▶ **AIM OF THE EXERCISE**
Keep only the lines that hold the string "nsStatics", filtering out the rest of the entries below.

▶ **Records contained in a dataset**
↓↓↓
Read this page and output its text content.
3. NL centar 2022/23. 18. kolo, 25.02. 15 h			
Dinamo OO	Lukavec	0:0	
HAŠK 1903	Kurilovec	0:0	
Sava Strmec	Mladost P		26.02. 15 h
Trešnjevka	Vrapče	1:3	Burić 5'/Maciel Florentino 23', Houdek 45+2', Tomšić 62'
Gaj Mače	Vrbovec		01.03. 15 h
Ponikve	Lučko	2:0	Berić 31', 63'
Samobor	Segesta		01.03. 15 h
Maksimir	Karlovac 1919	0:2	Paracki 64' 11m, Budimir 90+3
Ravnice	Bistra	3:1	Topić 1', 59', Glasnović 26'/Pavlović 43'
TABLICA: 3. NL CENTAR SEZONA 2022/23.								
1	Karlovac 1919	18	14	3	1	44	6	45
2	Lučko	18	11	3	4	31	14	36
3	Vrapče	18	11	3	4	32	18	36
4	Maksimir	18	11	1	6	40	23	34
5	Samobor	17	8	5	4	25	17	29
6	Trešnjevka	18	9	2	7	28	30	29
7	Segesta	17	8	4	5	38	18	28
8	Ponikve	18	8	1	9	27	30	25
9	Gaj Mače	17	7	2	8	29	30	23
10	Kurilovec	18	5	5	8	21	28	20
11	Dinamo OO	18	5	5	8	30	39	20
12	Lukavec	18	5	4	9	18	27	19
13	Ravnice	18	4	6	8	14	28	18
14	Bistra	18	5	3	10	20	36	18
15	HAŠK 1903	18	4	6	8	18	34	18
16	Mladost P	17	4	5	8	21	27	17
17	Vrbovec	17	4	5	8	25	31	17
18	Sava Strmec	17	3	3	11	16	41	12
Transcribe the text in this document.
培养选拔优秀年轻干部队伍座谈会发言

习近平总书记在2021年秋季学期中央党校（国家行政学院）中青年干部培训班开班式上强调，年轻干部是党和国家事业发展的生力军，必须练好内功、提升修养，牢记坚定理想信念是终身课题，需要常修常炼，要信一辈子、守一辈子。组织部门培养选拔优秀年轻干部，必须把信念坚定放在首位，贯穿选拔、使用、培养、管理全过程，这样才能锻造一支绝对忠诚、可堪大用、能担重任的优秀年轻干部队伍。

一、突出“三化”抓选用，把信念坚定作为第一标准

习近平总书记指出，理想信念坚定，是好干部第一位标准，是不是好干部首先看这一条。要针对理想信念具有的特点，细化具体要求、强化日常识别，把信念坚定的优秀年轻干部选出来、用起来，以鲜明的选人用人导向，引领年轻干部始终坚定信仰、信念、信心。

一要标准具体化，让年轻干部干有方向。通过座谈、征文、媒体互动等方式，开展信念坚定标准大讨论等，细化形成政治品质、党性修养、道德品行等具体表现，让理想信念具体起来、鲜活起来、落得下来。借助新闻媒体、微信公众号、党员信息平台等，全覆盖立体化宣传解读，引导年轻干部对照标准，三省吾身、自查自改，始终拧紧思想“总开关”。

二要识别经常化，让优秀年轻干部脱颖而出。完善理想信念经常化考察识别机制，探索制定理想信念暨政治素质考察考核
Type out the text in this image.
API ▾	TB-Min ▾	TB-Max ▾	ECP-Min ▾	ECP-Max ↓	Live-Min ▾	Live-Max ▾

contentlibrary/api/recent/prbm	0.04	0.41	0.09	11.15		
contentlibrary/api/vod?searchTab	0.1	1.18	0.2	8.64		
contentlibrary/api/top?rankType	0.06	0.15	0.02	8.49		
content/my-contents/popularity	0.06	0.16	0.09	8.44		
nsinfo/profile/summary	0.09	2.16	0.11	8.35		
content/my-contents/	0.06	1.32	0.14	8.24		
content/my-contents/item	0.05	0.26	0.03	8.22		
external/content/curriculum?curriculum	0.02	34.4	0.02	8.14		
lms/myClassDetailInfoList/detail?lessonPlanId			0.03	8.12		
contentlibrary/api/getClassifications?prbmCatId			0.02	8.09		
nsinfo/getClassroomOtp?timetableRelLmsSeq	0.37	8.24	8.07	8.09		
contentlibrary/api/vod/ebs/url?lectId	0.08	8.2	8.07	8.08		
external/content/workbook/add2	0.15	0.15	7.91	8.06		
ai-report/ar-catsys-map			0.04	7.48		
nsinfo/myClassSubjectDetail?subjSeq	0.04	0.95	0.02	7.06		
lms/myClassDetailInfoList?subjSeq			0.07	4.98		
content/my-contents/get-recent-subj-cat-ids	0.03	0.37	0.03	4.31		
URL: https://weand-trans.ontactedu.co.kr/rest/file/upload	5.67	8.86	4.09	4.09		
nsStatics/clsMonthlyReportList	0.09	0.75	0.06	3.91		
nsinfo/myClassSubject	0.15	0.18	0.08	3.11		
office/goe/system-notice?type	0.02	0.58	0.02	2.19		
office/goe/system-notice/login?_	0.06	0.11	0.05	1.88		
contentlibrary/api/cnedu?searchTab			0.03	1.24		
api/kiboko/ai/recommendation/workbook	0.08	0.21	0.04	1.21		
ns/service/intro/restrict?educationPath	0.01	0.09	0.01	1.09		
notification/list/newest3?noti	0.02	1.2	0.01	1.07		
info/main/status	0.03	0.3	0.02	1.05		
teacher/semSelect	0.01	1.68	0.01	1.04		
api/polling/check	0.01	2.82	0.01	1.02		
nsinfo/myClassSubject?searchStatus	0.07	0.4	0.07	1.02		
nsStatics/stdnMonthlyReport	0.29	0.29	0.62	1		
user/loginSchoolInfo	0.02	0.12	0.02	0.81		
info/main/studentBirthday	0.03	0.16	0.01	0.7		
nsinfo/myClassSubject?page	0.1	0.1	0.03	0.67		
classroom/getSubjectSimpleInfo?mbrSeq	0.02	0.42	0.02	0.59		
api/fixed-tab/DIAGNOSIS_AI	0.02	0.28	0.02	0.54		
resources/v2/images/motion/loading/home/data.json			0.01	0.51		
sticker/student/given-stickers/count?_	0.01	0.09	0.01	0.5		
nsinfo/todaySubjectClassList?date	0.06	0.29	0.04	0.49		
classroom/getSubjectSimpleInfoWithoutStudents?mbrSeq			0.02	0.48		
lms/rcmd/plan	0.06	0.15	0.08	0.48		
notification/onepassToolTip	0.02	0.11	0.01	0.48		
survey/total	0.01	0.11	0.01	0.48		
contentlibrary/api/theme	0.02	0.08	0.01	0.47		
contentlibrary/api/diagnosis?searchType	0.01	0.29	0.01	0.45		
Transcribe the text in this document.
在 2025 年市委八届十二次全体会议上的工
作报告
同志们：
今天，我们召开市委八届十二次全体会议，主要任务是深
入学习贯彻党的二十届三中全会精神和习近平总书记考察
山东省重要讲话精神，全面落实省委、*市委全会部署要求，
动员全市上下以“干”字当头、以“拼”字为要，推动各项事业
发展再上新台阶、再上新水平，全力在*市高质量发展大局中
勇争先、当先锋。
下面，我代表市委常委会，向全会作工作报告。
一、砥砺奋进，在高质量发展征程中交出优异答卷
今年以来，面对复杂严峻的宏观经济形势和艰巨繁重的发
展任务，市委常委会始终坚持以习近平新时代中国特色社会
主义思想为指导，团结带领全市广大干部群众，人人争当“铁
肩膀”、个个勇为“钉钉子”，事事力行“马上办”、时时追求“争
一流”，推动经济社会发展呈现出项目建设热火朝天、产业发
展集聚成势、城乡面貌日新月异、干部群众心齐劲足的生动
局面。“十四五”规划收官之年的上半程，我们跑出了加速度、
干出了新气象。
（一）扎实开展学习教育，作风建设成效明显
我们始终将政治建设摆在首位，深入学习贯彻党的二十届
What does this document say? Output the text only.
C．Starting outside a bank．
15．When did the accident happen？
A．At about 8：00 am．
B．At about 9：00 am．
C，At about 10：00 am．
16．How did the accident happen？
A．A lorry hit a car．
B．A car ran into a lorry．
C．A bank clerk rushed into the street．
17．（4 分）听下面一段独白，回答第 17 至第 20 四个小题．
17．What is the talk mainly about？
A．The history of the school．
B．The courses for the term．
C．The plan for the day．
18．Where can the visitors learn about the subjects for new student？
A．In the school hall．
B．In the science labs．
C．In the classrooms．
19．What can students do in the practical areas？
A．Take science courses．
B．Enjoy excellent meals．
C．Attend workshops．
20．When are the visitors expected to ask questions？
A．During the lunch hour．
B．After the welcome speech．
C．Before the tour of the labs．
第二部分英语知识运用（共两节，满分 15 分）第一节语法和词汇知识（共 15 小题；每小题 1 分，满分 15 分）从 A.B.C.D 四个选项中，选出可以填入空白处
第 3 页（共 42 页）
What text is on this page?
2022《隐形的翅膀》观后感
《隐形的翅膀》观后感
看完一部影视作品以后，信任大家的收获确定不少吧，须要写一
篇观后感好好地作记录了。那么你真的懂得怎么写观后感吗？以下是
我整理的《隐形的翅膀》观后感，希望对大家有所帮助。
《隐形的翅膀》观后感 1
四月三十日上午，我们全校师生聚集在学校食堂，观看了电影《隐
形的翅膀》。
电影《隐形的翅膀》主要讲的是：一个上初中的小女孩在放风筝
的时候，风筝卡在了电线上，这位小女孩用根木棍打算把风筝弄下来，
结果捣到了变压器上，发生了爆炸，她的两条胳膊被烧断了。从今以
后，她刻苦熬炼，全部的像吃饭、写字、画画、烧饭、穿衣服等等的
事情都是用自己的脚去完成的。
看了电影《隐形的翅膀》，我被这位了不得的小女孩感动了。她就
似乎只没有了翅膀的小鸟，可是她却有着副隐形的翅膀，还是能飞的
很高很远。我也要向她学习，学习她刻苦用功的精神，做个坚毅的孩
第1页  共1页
↑↑↑
▶ **ANSWER TO THIS PROBLEM**
nsStatics/clsMonthlyReportList	0.09	0.75	0.06	3.91		
nsStatics/stdnMonthlyReport	0.29	0.29	0.62	1		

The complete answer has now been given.